## Your goal:
Every line below should be copied exactly; drop the pictures.

## Provided records:
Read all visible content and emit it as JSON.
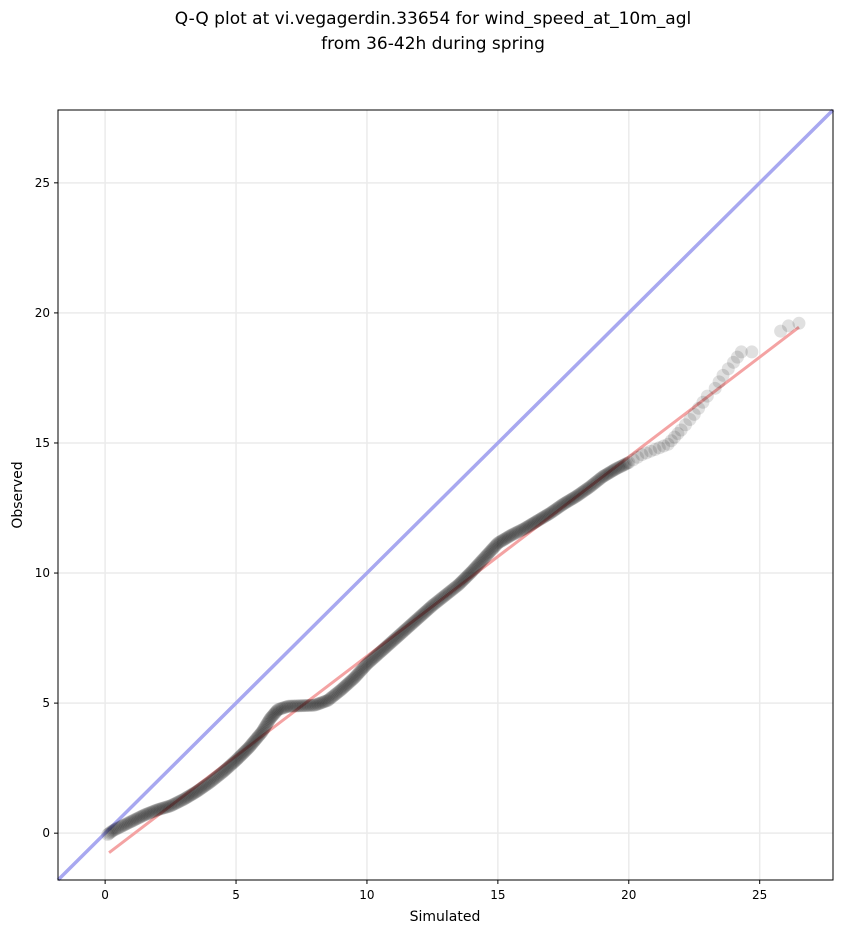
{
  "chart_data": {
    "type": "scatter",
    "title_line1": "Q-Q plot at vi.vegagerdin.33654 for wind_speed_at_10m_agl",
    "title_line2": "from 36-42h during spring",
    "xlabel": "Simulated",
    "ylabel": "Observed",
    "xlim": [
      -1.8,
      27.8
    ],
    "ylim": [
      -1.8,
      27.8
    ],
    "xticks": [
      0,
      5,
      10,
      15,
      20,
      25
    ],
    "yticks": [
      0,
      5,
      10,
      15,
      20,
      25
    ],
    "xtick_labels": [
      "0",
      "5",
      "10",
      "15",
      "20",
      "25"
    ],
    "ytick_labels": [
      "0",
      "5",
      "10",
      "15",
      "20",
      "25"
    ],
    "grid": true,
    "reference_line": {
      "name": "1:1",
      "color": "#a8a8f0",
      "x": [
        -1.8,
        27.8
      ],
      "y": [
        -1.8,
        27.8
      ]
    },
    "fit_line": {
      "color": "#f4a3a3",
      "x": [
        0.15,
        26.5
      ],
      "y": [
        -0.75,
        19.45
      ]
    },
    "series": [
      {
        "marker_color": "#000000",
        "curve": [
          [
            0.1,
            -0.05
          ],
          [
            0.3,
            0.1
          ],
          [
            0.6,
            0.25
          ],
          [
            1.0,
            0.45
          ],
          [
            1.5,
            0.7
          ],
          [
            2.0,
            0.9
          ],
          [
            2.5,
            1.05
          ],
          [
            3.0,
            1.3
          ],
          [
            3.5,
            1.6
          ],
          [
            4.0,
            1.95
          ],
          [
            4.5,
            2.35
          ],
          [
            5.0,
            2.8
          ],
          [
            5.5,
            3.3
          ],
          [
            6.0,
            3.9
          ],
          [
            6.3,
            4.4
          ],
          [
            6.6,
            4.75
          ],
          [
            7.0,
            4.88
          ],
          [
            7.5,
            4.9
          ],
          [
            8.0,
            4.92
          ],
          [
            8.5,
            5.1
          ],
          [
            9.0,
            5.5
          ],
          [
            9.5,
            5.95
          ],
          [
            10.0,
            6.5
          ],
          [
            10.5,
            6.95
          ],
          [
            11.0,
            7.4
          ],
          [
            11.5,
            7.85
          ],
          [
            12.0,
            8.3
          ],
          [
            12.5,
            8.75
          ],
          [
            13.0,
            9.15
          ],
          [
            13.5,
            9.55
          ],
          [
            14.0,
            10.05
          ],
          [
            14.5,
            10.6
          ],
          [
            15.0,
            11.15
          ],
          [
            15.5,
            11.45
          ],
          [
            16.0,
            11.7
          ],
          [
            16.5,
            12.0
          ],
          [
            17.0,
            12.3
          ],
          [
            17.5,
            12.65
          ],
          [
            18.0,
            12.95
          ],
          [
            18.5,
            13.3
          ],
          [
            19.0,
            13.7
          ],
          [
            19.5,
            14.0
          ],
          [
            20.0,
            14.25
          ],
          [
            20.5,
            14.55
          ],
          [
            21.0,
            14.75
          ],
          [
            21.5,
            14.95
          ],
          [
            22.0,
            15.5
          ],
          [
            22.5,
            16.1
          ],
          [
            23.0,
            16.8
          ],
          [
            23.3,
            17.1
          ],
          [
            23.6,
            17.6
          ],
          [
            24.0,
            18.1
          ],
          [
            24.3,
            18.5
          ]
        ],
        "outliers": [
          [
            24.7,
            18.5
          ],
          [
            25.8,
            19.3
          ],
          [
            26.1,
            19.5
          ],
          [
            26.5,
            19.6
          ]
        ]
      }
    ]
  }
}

## Solution to this exercise:
Read all visible content and emit it as JSON.
{
  "chart_data": {
    "type": "scatter",
    "title_line1": "Q-Q plot at vi.vegagerdin.33654 for wind_speed_at_10m_agl",
    "title_line2": "from 36-42h during spring",
    "xlabel": "Simulated",
    "ylabel": "Observed",
    "xlim": [
      -1.8,
      27.8
    ],
    "ylim": [
      -1.8,
      27.8
    ],
    "xticks": [
      0,
      5,
      10,
      15,
      20,
      25
    ],
    "yticks": [
      0,
      5,
      10,
      15,
      20,
      25
    ],
    "xtick_labels": [
      "0",
      "5",
      "10",
      "15",
      "20",
      "25"
    ],
    "ytick_labels": [
      "0",
      "5",
      "10",
      "15",
      "20",
      "25"
    ],
    "grid": true,
    "reference_line": {
      "name": "1:1",
      "color": "#a8a8f0",
      "x": [
        -1.8,
        27.8
      ],
      "y": [
        -1.8,
        27.8
      ]
    },
    "fit_line": {
      "color": "#f4a3a3",
      "x": [
        0.15,
        26.5
      ],
      "y": [
        -0.75,
        19.45
      ]
    },
    "series": [
      {
        "marker_color": "#000000",
        "curve": [
          [
            0.1,
            -0.05
          ],
          [
            0.3,
            0.1
          ],
          [
            0.6,
            0.25
          ],
          [
            1.0,
            0.45
          ],
          [
            1.5,
            0.7
          ],
          [
            2.0,
            0.9
          ],
          [
            2.5,
            1.05
          ],
          [
            3.0,
            1.3
          ],
          [
            3.5,
            1.6
          ],
          [
            4.0,
            1.95
          ],
          [
            4.5,
            2.35
          ],
          [
            5.0,
            2.8
          ],
          [
            5.5,
            3.3
          ],
          [
            6.0,
            3.9
          ],
          [
            6.3,
            4.4
          ],
          [
            6.6,
            4.75
          ],
          [
            7.0,
            4.88
          ],
          [
            7.5,
            4.9
          ],
          [
            8.0,
            4.92
          ],
          [
            8.5,
            5.1
          ],
          [
            9.0,
            5.5
          ],
          [
            9.5,
            5.95
          ],
          [
            10.0,
            6.5
          ],
          [
            10.5,
            6.95
          ],
          [
            11.0,
            7.4
          ],
          [
            11.5,
            7.85
          ],
          [
            12.0,
            8.3
          ],
          [
            12.5,
            8.75
          ],
          [
            13.0,
            9.15
          ],
          [
            13.5,
            9.55
          ],
          [
            14.0,
            10.05
          ],
          [
            14.5,
            10.6
          ],
          [
            15.0,
            11.15
          ],
          [
            15.5,
            11.45
          ],
          [
            16.0,
            11.7
          ],
          [
            16.5,
            12.0
          ],
          [
            17.0,
            12.3
          ],
          [
            17.5,
            12.65
          ],
          [
            18.0,
            12.95
          ],
          [
            18.5,
            13.3
          ],
          [
            19.0,
            13.7
          ],
          [
            19.5,
            14.0
          ],
          [
            20.0,
            14.25
          ],
          [
            20.5,
            14.55
          ],
          [
            21.0,
            14.75
          ],
          [
            21.5,
            14.95
          ],
          [
            22.0,
            15.5
          ],
          [
            22.5,
            16.1
          ],
          [
            23.0,
            16.8
          ],
          [
            23.3,
            17.1
          ],
          [
            23.6,
            17.6
          ],
          [
            24.0,
            18.1
          ],
          [
            24.3,
            18.5
          ]
        ],
        "outliers": [
          [
            24.7,
            18.5
          ],
          [
            25.8,
            19.3
          ],
          [
            26.1,
            19.5
          ],
          [
            26.5,
            19.6
          ]
        ]
      }
    ]
  }
}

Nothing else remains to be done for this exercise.